(Extracted data entries)
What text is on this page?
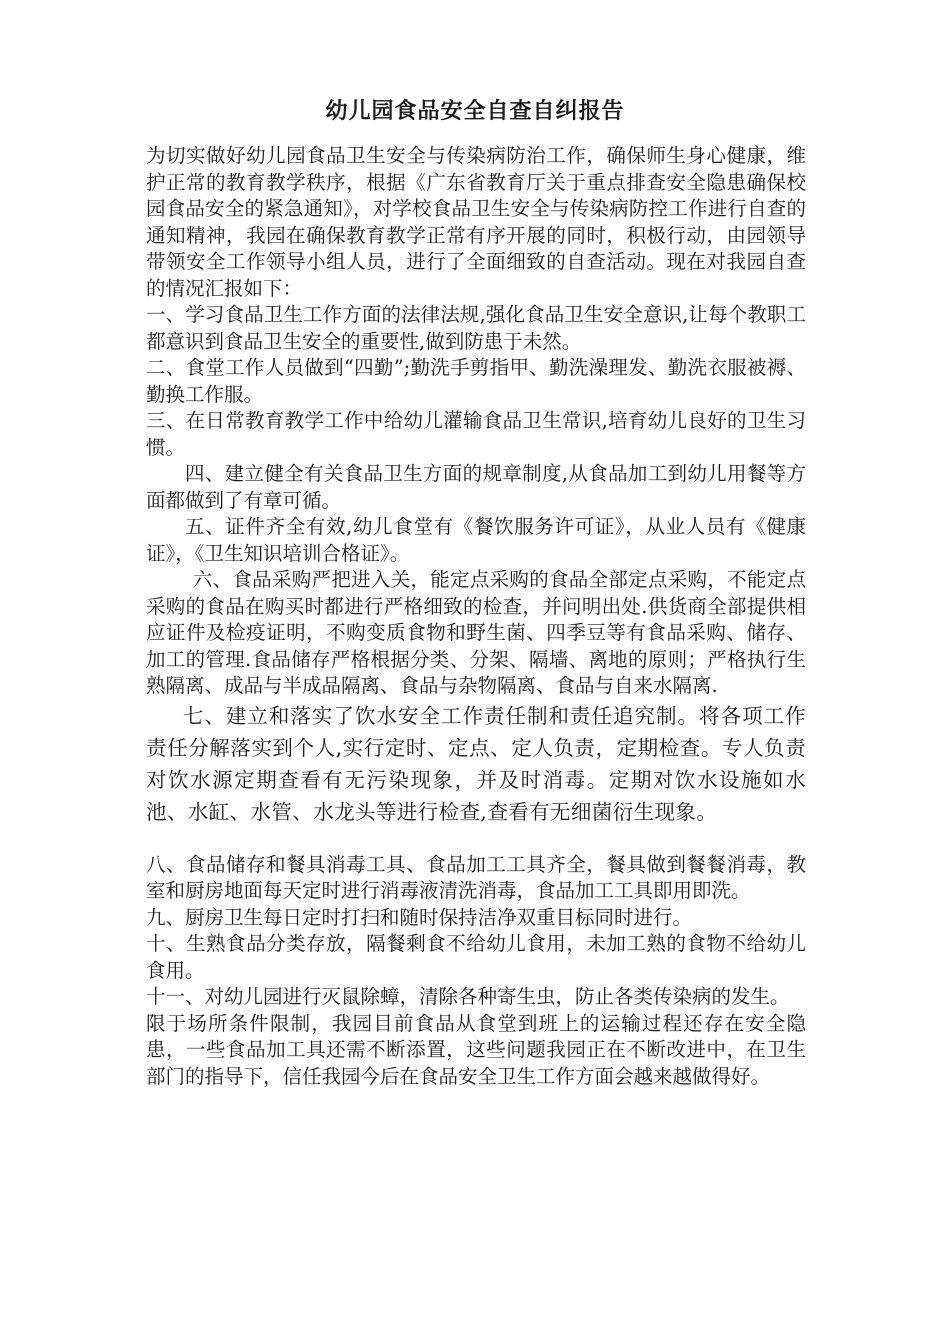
幼儿园食品安全自查自纠报告

为切实做好幼儿园食品卫生安全与传染病防治工作，确保师生身心健康，维护正常的教育教学秩序，根据《广东省教育厅关于重点排查安全隐患确保校园食品安全的紧急通知》，对学校食品卫生安全与传染病防控工作进行自查的通知精神，我园在确保教育教学正常有序开展的同时，积极行动，由园领导带领安全工作领导小组人员，进行了全面细致的自查活动。现在对我园自查的情况汇报如下：

一、学习食品卫生工作方面的法律法规,强化食品卫生安全意识,让每个教职工都意识到食品卫生安全的重要性,做到防患于未然。

二、食堂工作人员做到“四勤”;勤洗手剪指甲、勤洗澡理发、勤洗衣服被褥、勤换工作服。

三、在日常教育教学工作中给幼儿灌输食品卫生常识,培育幼儿良好的卫生习惯。

四、建立健全有关食品卫生方面的规章制度,从食品加工到幼儿用餐等方面都做到了有章可循。

五、证件齐全有效,幼儿食堂有《餐饮服务许可证》，从业人员有《健康证》，《卫生知识培训合格证》。

六、食品采购严把进入关，能定点采购的食品全部定点采购，不能定点采购的食品在购买时都进行严格细致的检查，并问明出处.供货商全部提供相应证件及检疫证明，不购变质食物和野生菌、四季豆等有食品采购、储存、加工的管理.食品储存严格根据分类、分架、隔墙、离地的原则；严格执行生熟隔离、成品与半成品隔离、食品与杂物隔离、食品与自来水隔离.

七、建立和落实了饮水安全工作责任制和责任追究制。将各项工作责任分解落实到个人,实行定时、定点、定人负责，定期检查。专人负责对饮水源定期查看有无污染现象，并及时消毒。定期对饮水设施如水池、水缸、水管、水龙头等进行检查,查看有无细菌衍生现象。

八、食品储存和餐具消毒工具、食品加工工具齐全，餐具做到餐餐消毒，教室和厨房地面每天定时进行消毒液清洗消毒，食品加工工具即用即洗。

九、厨房卫生每日定时打扫和随时保持洁净双重目标同时进行。

十、生熟食品分类存放，隔餐剩食不给幼儿食用，未加工熟的食物不给幼儿食用。

十一、对幼儿园进行灭鼠除蟑，清除各种寄生虫，防止各类传染病的发生。

限于场所条件限制，我园目前食品从食堂到班上的运输过程还存在安全隐患，一些食品加工具还需不断添置，这些问题我园正在不断改进中，在卫生部门的指导下，信任我园今后在食品安全卫生工作方面会越来越做得好。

REQUIREMENT: Word for word, quote the full listing, omitting every picture.

WRITTEN SOLUTION:
What text is on this page?
幼儿园食品安全自查自纠报告

为切实做好幼儿园食品卫生安全与传染病防治工作，确保师生身心健康，维护正常的教育教学秩序，根据《广东省教育厅关于重点排查安全隐患确保校园食品安全的紧急通知》，对学校食品卫生安全与传染病防控工作进行自查的通知精神，我园在确保教育教学正常有序开展的同时，积极行动，由园领导带领安全工作领导小组人员，进行了全面细致的自查活动。现在对我园自查的情况汇报如下：

一、学习食品卫生工作方面的法律法规,强化食品卫生安全意识,让每个教职工都意识到食品卫生安全的重要性,做到防患于未然。

二、食堂工作人员做到“四勤”;勤洗手剪指甲、勤洗澡理发、勤洗衣服被褥、勤换工作服。

三、在日常教育教学工作中给幼儿灌输食品卫生常识,培育幼儿良好的卫生习惯。

四、建立健全有关食品卫生方面的规章制度,从食品加工到幼儿用餐等方面都做到了有章可循。

五、证件齐全有效,幼儿食堂有《餐饮服务许可证》，从业人员有《健康证》，《卫生知识培训合格证》。

六、食品采购严把进入关，能定点采购的食品全部定点采购，不能定点采购的食品在购买时都进行严格细致的检查，并问明出处.供货商全部提供相应证件及检疫证明，不购变质食物和野生菌、四季豆等有食品采购、储存、加工的管理.食品储存严格根据分类、分架、隔墙、离地的原则；严格执行生熟隔离、成品与半成品隔离、食品与杂物隔离、食品与自来水隔离.

七、建立和落实了饮水安全工作责任制和责任追究制。将各项工作责任分解落实到个人,实行定时、定点、定人负责，定期检查。专人负责对饮水源定期查看有无污染现象，并及时消毒。定期对饮水设施如水池、水缸、水管、水龙头等进行检查,查看有无细菌衍生现象。

八、食品储存和餐具消毒工具、食品加工工具齐全，餐具做到餐餐消毒，教室和厨房地面每天定时进行消毒液清洗消毒，食品加工工具即用即洗。

九、厨房卫生每日定时打扫和随时保持洁净双重目标同时进行。

十、生熟食品分类存放，隔餐剩食不给幼儿食用，未加工熟的食物不给幼儿食用。

十一、对幼儿园进行灭鼠除蟑，清除各种寄生虫，防止各类传染病的发生。

限于场所条件限制，我园目前食品从食堂到班上的运输过程还存在安全隐患，一些食品加工具还需不断添置，这些问题我园正在不断改进中，在卫生部门的指导下，信任我园今后在食品安全卫生工作方面会越来越做得好。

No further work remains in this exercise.